### Work to complete
Format the lines as a JSON list of strings, one string per line, omitting blank lines. Start at the line that contains "Patent image size: (854, 726)." and end after the line that contains "The baffle board 80 is at (441, 397).", including only those lines.

[Extracted records]
------------------------------------------------
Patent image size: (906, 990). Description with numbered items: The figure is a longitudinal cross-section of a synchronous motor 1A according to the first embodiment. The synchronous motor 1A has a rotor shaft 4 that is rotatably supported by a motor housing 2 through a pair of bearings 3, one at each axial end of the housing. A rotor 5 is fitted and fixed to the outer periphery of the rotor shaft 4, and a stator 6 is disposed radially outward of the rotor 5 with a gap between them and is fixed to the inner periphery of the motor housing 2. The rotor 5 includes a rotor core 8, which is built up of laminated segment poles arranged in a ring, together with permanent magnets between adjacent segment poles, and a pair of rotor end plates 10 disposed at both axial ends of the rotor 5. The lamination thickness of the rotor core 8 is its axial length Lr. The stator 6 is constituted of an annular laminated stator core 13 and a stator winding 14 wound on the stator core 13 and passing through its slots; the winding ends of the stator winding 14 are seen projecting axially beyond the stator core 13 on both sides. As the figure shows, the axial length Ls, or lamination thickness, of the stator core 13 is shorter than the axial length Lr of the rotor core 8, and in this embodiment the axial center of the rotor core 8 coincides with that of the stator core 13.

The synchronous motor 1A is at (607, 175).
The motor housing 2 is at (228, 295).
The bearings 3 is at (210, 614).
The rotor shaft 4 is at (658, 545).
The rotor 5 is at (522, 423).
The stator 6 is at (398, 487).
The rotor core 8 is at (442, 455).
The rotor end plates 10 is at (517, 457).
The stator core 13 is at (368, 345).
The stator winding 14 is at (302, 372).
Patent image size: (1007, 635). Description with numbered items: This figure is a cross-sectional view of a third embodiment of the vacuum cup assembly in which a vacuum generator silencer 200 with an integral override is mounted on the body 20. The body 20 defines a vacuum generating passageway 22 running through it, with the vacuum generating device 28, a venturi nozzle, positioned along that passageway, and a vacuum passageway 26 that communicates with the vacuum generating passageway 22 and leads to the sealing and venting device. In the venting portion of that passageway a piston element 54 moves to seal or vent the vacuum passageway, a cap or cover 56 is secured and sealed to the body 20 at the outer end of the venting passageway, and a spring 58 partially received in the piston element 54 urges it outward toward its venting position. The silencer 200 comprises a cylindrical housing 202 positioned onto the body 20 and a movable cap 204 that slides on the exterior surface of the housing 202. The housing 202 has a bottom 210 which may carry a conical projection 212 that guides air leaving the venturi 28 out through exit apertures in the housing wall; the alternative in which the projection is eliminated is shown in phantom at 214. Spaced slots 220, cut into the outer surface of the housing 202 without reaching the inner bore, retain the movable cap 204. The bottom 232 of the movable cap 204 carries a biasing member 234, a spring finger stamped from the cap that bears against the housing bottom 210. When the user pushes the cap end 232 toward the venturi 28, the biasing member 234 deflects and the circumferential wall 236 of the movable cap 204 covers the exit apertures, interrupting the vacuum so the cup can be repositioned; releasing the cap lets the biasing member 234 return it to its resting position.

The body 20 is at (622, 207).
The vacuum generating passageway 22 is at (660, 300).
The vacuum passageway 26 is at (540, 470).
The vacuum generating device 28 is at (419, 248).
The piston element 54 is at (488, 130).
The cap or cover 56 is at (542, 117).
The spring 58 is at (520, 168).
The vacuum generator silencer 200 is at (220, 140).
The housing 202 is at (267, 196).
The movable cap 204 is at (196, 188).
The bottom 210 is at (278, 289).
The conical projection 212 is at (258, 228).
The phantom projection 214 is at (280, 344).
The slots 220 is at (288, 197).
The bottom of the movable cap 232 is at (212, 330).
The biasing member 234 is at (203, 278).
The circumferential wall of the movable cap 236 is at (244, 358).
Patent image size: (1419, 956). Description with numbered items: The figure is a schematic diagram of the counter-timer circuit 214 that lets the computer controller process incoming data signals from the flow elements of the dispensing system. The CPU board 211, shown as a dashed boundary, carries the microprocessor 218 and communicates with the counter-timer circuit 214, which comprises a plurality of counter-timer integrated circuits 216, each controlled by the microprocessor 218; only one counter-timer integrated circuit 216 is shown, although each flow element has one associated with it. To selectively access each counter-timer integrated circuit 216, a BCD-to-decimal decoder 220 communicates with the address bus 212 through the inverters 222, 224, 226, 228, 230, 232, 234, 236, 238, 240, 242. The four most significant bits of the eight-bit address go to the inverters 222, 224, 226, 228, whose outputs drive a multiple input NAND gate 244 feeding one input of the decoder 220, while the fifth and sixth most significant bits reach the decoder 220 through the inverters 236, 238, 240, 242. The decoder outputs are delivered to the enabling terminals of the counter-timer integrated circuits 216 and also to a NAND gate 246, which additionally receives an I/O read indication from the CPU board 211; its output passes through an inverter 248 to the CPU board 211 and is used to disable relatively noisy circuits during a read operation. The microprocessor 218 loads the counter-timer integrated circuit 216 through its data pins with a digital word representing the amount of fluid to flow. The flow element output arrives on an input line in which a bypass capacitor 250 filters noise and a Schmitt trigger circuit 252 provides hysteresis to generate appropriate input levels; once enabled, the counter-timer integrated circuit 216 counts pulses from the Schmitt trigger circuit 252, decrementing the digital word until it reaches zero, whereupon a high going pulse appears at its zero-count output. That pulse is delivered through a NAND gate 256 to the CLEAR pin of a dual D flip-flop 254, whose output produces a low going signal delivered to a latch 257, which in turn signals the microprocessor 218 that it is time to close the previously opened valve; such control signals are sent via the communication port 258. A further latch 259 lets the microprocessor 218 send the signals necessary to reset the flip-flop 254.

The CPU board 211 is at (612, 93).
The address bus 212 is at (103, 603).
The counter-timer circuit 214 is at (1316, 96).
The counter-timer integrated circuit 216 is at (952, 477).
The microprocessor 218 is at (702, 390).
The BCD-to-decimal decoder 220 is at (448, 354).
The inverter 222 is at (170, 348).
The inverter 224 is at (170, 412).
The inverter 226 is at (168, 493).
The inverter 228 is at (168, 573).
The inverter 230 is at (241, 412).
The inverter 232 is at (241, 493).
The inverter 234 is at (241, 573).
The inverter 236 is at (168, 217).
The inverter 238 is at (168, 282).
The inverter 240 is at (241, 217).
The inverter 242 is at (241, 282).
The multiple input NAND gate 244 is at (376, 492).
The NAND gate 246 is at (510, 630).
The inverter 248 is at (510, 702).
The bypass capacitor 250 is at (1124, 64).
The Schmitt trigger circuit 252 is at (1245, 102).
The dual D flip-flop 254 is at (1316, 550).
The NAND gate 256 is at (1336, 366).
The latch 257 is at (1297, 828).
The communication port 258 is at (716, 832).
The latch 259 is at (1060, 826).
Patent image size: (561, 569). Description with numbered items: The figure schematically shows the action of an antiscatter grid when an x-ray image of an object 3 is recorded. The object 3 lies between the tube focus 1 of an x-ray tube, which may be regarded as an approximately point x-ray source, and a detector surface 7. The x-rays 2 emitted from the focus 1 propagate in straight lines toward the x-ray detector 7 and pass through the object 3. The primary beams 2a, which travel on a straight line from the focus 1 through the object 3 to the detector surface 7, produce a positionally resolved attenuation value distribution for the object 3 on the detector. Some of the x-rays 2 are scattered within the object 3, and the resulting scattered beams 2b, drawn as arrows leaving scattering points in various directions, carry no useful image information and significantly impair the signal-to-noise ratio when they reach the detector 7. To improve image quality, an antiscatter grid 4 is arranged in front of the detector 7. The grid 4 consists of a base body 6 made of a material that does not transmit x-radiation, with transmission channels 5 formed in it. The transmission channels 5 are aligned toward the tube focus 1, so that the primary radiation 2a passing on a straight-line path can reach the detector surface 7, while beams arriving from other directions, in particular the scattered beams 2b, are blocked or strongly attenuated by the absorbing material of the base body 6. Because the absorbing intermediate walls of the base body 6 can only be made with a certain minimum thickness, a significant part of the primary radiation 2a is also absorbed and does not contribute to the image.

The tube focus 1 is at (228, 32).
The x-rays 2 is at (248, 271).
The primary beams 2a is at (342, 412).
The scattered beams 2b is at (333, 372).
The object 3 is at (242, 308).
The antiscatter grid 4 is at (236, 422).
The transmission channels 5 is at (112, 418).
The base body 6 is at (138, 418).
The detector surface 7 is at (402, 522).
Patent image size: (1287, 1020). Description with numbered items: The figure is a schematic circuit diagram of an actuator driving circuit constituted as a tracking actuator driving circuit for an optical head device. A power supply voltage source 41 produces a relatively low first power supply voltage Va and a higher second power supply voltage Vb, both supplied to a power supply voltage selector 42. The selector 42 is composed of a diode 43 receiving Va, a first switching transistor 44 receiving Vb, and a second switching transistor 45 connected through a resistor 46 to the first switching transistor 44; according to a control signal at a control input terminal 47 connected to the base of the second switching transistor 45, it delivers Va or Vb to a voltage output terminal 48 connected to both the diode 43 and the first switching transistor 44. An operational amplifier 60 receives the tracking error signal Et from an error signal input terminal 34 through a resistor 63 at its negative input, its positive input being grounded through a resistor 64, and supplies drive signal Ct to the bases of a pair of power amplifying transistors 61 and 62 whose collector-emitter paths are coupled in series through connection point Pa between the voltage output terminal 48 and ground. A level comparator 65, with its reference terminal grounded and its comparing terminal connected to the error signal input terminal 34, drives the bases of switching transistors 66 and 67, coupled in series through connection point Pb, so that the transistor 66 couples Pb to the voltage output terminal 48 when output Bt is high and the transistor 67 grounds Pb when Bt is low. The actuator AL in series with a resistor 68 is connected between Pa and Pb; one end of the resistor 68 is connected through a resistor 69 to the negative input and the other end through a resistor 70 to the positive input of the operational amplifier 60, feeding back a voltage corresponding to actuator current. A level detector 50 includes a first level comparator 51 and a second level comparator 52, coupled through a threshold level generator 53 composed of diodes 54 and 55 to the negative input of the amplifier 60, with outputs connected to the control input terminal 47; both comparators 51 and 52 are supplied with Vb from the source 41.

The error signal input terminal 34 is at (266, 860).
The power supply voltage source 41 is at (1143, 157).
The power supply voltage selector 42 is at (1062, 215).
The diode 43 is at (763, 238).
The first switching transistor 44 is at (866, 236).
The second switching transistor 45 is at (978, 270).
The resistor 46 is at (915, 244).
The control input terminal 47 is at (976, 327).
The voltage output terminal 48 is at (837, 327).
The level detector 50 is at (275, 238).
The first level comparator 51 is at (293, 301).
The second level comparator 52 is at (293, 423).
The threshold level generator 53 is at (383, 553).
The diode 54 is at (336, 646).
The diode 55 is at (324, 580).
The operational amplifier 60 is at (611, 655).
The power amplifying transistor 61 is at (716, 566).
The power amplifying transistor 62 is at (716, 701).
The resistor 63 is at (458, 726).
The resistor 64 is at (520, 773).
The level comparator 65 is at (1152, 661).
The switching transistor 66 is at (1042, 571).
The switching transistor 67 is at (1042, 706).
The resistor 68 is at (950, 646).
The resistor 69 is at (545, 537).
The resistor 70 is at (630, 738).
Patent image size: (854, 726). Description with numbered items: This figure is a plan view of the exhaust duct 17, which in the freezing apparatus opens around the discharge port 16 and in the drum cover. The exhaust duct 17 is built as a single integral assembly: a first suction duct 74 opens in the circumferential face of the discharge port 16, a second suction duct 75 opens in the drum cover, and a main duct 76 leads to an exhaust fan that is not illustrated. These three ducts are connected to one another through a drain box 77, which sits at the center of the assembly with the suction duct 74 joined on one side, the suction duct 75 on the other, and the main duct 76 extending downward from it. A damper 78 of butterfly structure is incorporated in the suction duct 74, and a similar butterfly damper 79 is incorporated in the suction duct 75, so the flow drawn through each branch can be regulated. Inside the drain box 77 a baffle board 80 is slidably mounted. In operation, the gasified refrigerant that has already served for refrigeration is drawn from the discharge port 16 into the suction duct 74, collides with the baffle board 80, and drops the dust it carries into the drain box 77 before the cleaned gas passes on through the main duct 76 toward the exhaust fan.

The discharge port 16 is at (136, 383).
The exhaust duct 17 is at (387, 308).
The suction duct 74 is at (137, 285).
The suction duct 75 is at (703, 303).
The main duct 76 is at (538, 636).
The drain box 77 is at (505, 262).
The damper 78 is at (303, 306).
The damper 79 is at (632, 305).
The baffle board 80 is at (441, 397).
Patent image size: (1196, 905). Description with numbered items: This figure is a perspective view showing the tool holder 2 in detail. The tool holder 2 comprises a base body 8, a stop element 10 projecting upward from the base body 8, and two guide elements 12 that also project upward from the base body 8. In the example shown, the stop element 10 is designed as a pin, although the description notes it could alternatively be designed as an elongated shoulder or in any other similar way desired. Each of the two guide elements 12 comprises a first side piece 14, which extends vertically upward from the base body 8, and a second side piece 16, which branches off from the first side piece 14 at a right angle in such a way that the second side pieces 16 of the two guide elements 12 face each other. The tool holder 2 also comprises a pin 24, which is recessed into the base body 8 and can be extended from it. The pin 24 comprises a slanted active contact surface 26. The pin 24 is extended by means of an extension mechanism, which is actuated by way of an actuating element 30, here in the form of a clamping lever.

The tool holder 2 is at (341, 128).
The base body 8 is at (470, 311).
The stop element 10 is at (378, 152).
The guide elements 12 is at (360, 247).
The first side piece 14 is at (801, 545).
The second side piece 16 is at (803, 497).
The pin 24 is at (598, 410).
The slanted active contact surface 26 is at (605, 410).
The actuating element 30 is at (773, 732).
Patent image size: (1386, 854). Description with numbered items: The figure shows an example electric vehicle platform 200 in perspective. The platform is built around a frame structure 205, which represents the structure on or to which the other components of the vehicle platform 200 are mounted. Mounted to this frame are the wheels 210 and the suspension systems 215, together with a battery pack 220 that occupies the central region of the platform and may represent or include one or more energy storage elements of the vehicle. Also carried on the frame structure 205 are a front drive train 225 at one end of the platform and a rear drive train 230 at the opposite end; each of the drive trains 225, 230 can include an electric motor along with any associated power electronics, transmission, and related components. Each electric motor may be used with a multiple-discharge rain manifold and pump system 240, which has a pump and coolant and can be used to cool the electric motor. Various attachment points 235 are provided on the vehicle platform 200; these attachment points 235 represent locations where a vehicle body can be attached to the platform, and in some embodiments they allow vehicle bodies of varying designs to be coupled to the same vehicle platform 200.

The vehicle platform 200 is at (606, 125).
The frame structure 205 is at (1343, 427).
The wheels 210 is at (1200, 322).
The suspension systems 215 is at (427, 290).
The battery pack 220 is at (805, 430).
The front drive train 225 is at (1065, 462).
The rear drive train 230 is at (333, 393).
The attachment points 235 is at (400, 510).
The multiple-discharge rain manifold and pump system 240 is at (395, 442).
------------------------------------------------
### Solution to this problem
[
  "Patent image size: (854, 726). Description with numbered items: This figure is a plan view of the exhaust duct 17, which in the freezing apparatus opens around the discharge port 16 and in the drum cover. The exhaust duct 17 is built as a single integral assembly: a first suction duct 74 opens in the circumferential face of the discharge port 16, a second suction duct 75 opens in the drum cover, and a main duct 76 leads to an exhaust fan that is not illustrated. These three ducts are connected to one another through a drain box 77, which sits at the center of the assembly with the suction duct 74 joined on one side, the suction duct 75 on the other, and the main duct 76 extending downward from it. A damper 78 of butterfly structure is incorporated in the suction duct 74, and a similar butterfly damper 79 is incorporated in the suction duct 75, so the flow drawn through each branch can be regulated. Inside the drain box 77 a baffle board 80 is slidably mounted. In operation, the gasified refrigerant that has already served for refrigeration is drawn from the discharge port 16 into the suction duct 74, collides with the baffle board 80, and drops the dust it carries into the drain box 77 before the cleaned gas passes on through the main duct 76 toward the exhaust fan.",
  "The discharge port 16 is at (136, 383).",
  "The exhaust duct 17 is at (387, 308).",
  "The suction duct 74 is at (137, 285).",
  "The suction duct 75 is at (703, 303).",
  "The main duct 76 is at (538, 636).",
  "The drain box 77 is at (505, 262).",
  "The damper 78 is at (303, 306).",
  "The damper 79 is at (632, 305).",
  "The baffle board 80 is at (441, 397)."
]